• **SOAL LATIHAN 1**:
Dalam esai tentang perempuan dan nasibnya, banyak orang menganggap takdir perempuan hanya sebatas apa saja?
• **SOAL LATIHAN 2**:
Teruskan esai tentang perempuan dan nasibnya, mulai setelah kalimat terakhir yang tertera.

• **CUPLIKAN HALAMAN**:
══════════════════════════════

Perempuan dan Nasibnya

Perempuan adalah makhluk yang emosional. Mungkin laki-laki tidak mengerti ketika perempuan membesar-besarkan suatu masalah. Isi hati mereka ibarat sebuah buku yang kosong, siapapun akan sulit membacanya. Namun, jika ingin memahaminya maka dengarkan lah setiap kata yang disampaikan olehnya.
"Perempuan dan Nasibnya" | Ilustrasi ©Chiplanay/Pixabay

Perempuan adalah makhluk yang emosional. Mungkin laki-laki tidak mengerti ketika perempuan membesar-besarkan suatu masalah. Isi hati mereka ibarat sebuah buku yang kosong, siapapun akan sulit membacanya. Namun, jika ingin memahaminya maka dengarkan lah setiap kata yang disampaikan olehnya.

Aku sebagai perempuan terkadang bingung terkait perspektif orang yang tidak bisa membedakan tugas dan kodrat perempuan. Banyak orang yang sering bertanya, untuk apa kuliah? Apa gunanya pendidikan tinggi bagi perempuan? Mereka menganggap takdir perempuan hanya sebatas mengurusi dapur, melayani suami, dan membesarkan anak. Pandangan seperti itu membuatku jengkel dan kesal. Kenapa masih banyak orang yang berpikiran seperti itu?

Padahal, perjuangan dan sumbangsih perempuan dalam keberlangsungan peradaban manusia sangat lah besar. Akan tetapi, balasan yang mereka terima adalah pembatasan hak dan kewajiban yang tidak setara dengan laki-laki, pandangan-pandangan misoginis, dan pembungkaman suara. Perempuan juga kerap mendapat perlakuan pelecehan dan kekerasan seksual. Namun, ketika mereka ingin memperjuangkan haknya, hukum tidak berpihak kepadanya.

Apalagi di sekitar kita masih ada anggapan bahwa vagina sebatas organ seksual. Anggapan seperti ini membuatku berpikir, menjadi perempuan itu ibarat buah simalakama, terlalu jago di tempat tidur dianggap pelac*r, menolak or*l dianggap tidak sayang suami.

Dengan rasa penasaran aku mulai membaca buku terkait perempuan, patriarki, gender voices. Aku hanya ingin belajar memecahkan perspektif-perspektif yang menyudutkan perempuan. Bukan berarti aku ingin dianggaplebih tinggi dari laki-laki. Aku hanya ingin membuka pandangan mereka, bahwa perempuan seharusnya didukung, bukan dipatahkan semangatnya.

Ketika perempuan dipandang berbicara kurang lebih separuh jumlah bicaranya laki-laki, mereka sudah dinilai mendominasi pembicaraan (speder, 1978,Hal,19). Suara mereka cenderung dibatasi dan tidak didengarkan. Dunia terlalu banyak memberi tuntutan terhadap perempuan.

══════════════════════════════

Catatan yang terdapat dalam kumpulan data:
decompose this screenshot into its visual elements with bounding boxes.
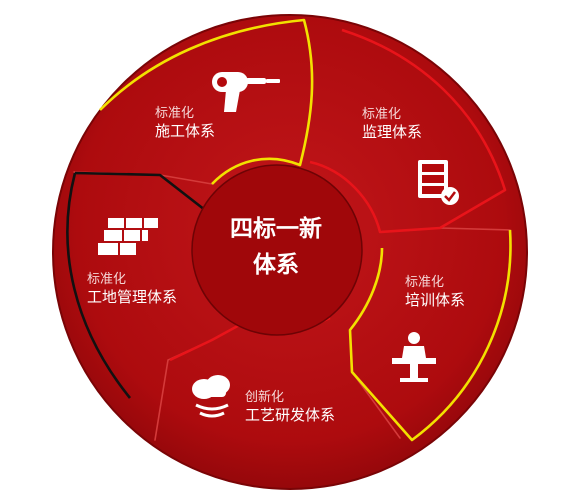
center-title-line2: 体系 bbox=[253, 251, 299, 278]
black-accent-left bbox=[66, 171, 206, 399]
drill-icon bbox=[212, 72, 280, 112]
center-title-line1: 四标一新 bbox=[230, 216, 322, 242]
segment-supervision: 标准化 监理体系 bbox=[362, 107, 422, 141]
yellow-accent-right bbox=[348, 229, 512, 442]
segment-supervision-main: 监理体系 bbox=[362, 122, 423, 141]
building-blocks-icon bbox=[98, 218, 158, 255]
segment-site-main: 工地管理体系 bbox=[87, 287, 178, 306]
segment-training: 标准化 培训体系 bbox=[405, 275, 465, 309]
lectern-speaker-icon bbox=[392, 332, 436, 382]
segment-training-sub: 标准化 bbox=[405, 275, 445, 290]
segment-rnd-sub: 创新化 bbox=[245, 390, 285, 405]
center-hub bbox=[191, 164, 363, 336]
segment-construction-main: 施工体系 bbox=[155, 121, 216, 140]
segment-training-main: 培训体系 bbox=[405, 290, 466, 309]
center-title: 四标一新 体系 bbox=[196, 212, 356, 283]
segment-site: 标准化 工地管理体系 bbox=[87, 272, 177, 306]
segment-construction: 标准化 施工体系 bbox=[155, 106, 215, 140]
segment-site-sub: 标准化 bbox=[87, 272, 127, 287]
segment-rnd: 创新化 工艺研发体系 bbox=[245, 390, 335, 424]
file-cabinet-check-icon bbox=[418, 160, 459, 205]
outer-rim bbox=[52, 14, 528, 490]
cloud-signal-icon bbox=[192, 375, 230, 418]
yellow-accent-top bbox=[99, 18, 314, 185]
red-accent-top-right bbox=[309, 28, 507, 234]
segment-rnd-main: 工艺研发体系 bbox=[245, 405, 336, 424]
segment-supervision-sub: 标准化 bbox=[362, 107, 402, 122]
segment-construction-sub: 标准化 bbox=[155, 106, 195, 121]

══════════════════════════════

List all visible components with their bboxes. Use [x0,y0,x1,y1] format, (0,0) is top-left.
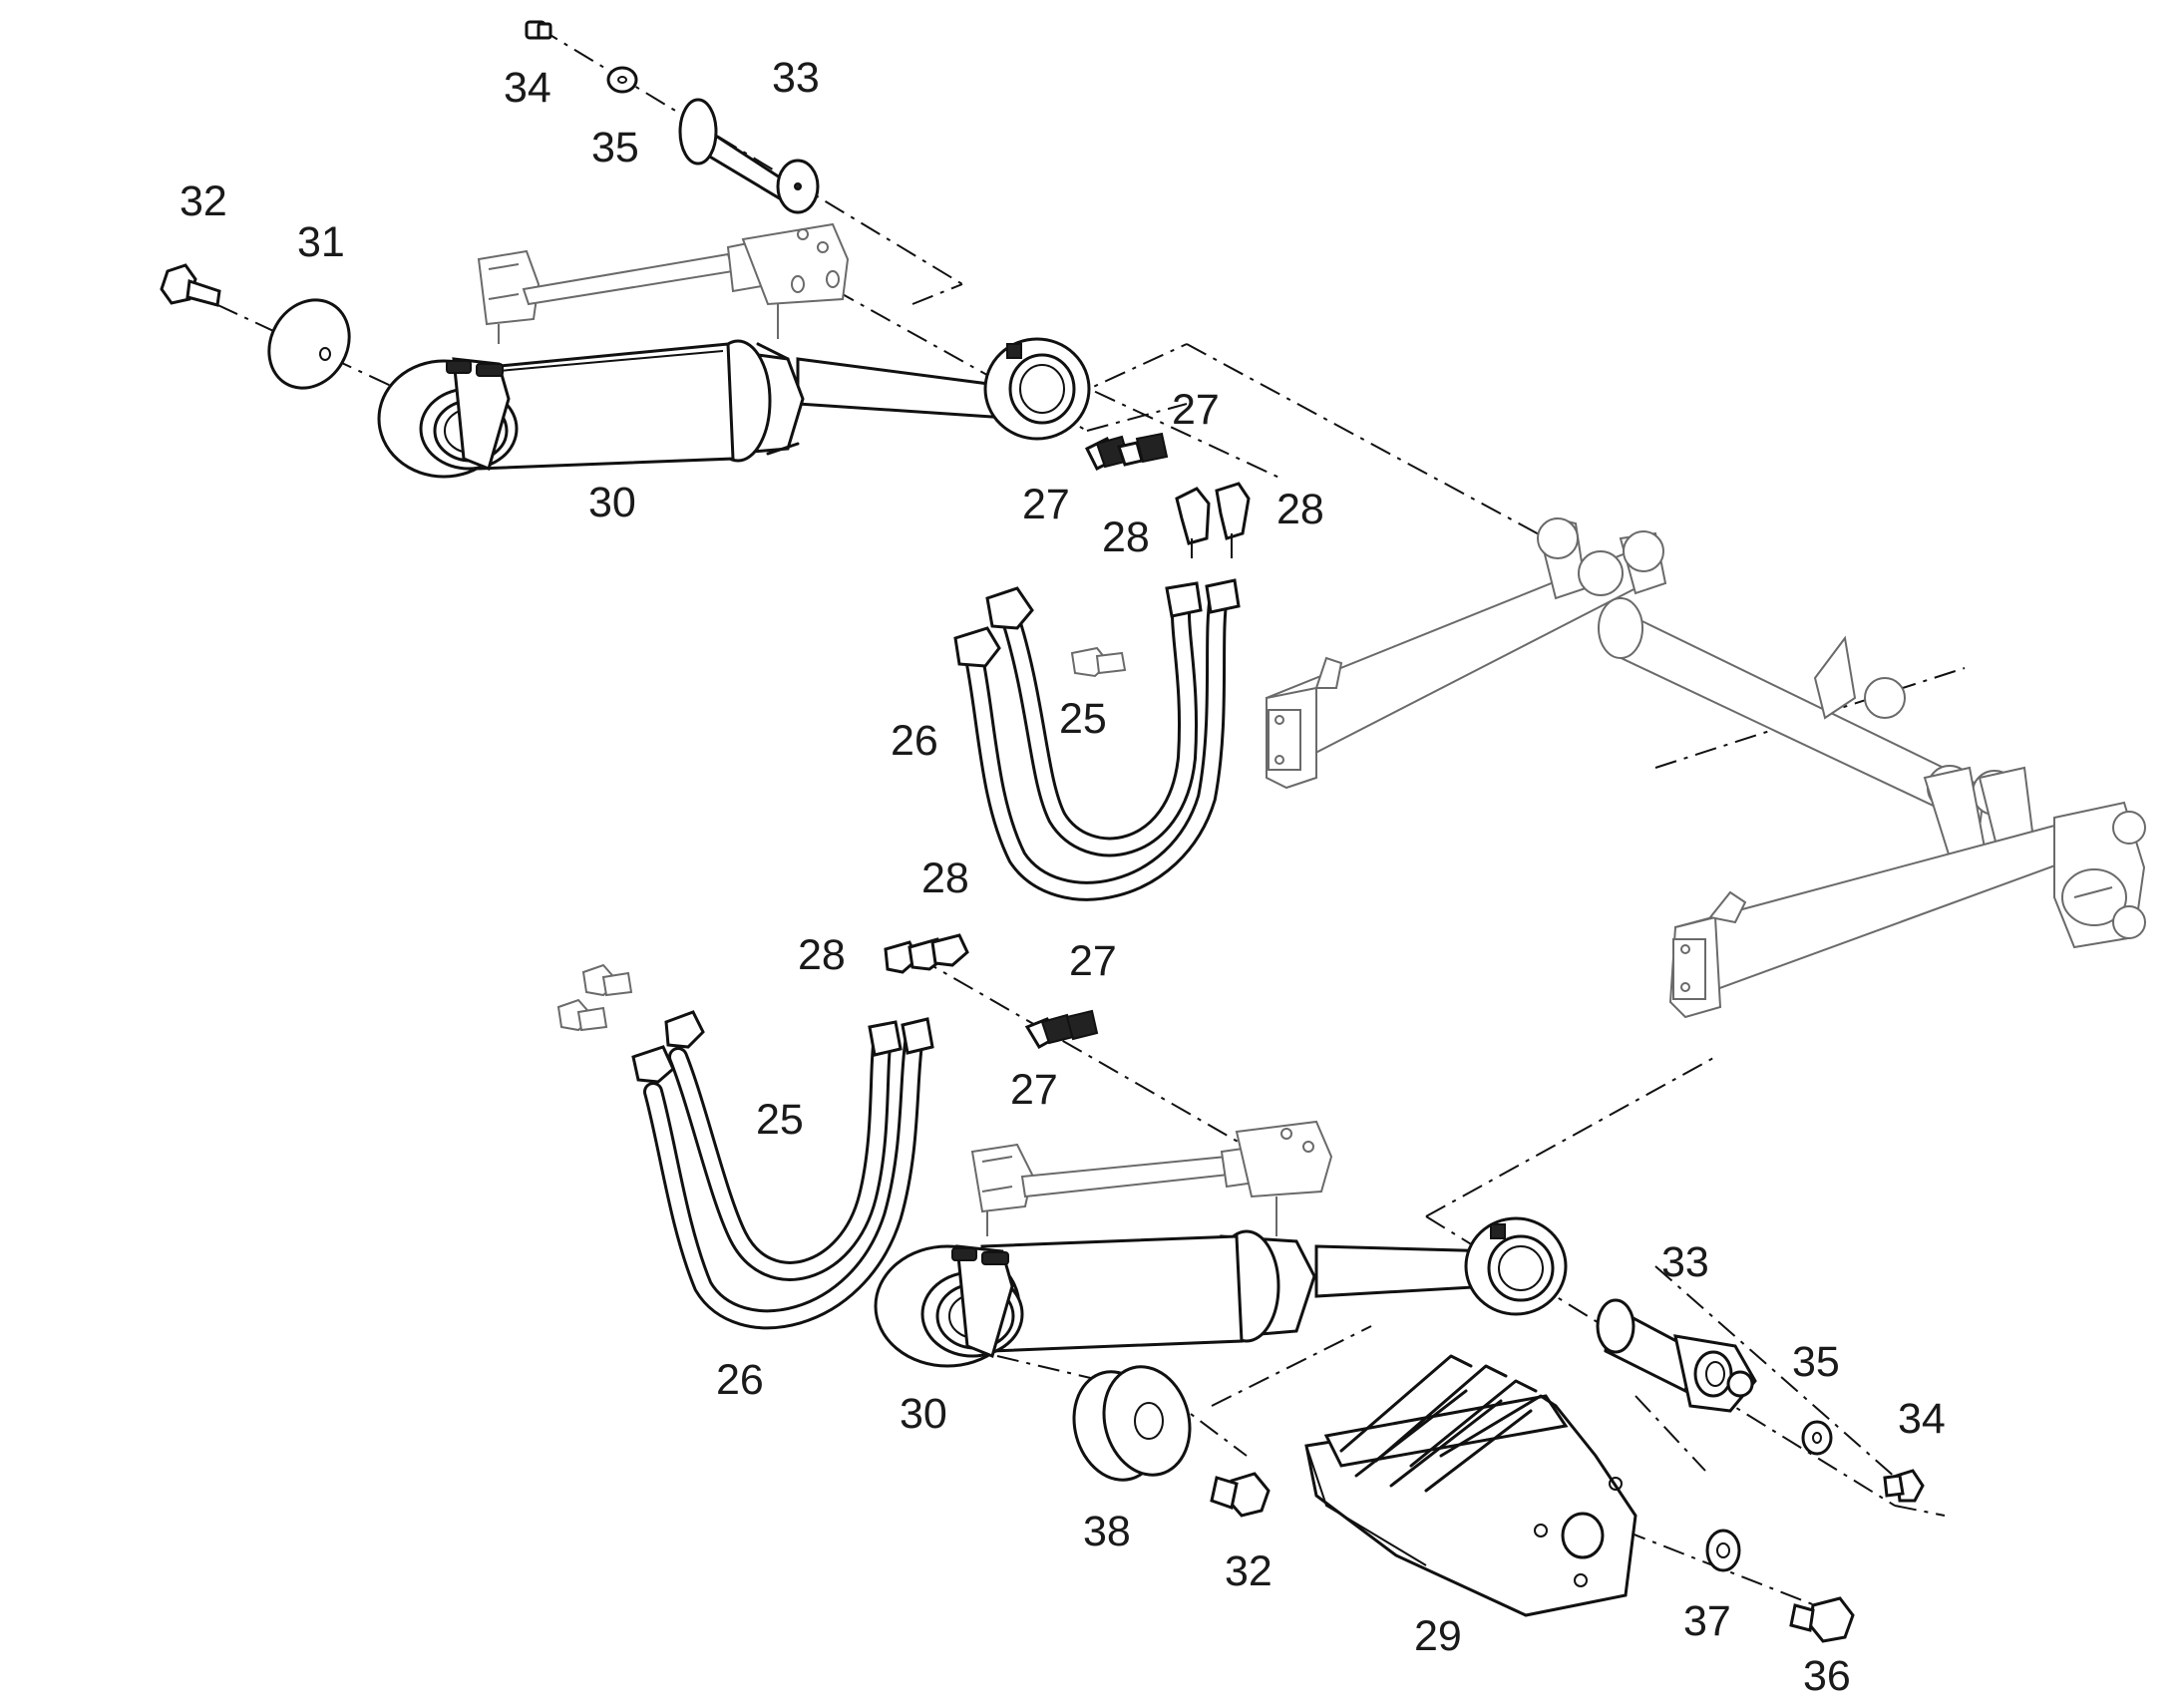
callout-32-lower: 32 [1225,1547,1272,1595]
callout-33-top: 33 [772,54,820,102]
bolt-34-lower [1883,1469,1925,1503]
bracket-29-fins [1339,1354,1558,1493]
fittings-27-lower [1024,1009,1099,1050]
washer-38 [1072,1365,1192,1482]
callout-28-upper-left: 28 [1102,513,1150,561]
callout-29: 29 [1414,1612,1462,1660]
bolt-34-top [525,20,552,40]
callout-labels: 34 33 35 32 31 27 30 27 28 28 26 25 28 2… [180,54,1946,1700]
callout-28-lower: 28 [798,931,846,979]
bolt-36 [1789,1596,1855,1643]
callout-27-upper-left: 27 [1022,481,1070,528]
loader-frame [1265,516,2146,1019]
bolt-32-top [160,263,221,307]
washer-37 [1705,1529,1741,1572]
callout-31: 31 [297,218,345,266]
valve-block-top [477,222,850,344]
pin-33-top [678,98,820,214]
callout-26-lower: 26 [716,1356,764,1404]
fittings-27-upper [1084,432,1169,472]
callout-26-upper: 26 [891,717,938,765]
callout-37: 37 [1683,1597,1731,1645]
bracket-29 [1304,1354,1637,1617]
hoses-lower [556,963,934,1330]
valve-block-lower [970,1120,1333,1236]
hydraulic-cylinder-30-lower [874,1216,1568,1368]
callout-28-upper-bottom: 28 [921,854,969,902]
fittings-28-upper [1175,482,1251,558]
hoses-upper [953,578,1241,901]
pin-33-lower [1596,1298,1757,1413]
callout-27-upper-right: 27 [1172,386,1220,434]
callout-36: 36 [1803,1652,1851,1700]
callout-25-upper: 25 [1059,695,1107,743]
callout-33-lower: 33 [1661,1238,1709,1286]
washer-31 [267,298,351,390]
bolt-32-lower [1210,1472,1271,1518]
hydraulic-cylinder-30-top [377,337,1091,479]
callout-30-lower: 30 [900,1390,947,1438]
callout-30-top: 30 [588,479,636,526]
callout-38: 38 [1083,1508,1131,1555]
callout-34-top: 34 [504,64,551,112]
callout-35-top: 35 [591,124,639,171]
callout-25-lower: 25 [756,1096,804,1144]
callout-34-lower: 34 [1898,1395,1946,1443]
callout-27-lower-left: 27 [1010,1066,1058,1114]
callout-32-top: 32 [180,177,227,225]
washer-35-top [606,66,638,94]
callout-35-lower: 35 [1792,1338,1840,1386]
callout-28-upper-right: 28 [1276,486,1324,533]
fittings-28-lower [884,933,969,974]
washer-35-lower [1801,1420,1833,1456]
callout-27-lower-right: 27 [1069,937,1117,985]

══════════════════════════════

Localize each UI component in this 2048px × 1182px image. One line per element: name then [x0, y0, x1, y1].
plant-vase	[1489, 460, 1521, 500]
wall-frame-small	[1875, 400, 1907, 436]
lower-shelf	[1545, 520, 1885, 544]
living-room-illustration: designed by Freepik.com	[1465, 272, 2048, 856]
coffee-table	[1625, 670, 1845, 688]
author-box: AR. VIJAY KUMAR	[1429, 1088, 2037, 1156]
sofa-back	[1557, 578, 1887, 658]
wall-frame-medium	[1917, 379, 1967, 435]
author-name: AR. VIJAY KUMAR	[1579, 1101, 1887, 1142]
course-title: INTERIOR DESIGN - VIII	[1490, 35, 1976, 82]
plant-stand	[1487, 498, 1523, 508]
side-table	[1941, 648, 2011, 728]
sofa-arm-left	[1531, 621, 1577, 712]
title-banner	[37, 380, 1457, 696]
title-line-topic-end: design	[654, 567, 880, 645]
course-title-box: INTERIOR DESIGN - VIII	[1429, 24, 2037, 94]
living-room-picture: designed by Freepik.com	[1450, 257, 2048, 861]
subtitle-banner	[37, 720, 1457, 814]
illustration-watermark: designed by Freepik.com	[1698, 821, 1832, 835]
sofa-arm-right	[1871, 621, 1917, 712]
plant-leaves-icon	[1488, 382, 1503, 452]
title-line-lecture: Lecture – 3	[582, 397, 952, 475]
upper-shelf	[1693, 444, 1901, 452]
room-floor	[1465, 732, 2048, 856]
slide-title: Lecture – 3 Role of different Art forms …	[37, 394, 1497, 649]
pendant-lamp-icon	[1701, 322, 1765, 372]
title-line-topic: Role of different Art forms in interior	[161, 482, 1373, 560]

══════════════════════════════

• **JAWABAN LATIHAN 1**:
Mengurusi dapur, melayani suami, dan membesarkan anak.

• **JAWABAN LATIHAN 2**:
Mereka diharuskan memiliki kesempurnaan, tetapi hal itu tidak dibebankan juga kepada laki-laki. Kita terlalu cepat menghakimi perempuan, menganggap mereka tidak bisa melakukan banyak hal. Menyedihkan!!! Memasak saja sudah dianggap semacam tes apakah seorang Perempuan layak dinikahi atau tidak. Inilah beban dan rasa takut yang dipikul para perempuan.

Padahal, kodrat perempuan hanya tiga, menstruasi, melahirkan, dan menyusui, sedangkan tugas rumah adalah kewajiban bersama, harus dikerjakan bersama-sama. Pendidikan penting bagi perempuan, bahkan Ibu Kartini meyakini kaum perempuan lah yang pertama kali memikul kewajiban sebagai pendidik.

“Bukan saja sekolah yang harus mendidik jiwa anak, tetapi juga yang terutama pergaulan di rumah harus mendidik! Sekolah mencerdaskan pikiran dan kehidupan di rumah tangga hendaknya membentuk watak anak itu. Perempuan lah, kaum ibu yang pertama-tama meletakkan bibit kebaikan dan kejahatan dalam hati sanubari manusia, yang biasanya terkenang dalam hidupnya.”

Kartini merasa kelak kaum perempuan akan memiliki pengaruh dan tugas besar sebagai seorang Ibu sekaligus pendidik bagi anak-anaknya. Karena itu, dia berpendapat bahwa seorang perempuan harus terdidik dengan baik. Akan tetapi, mengapa hingga saat ini perempuan masih dianggap berkewajiban mengurus dapur, sumur, dan kasur saja?

Bahkan di Palestina, seorang perempuan dibakar hidup-hidup karena melakukan hubungan seks dan dianggap memalukan keluarganya. Ketika laki-laki sudah jelas memperkosa, pertanyaan yang muncul masih seputar: Apa yang dikenakan si perempuan? Apakah dia pergi sendirian, atau jangan-jangan si perempuan yang “meminta” untuk diperkosa?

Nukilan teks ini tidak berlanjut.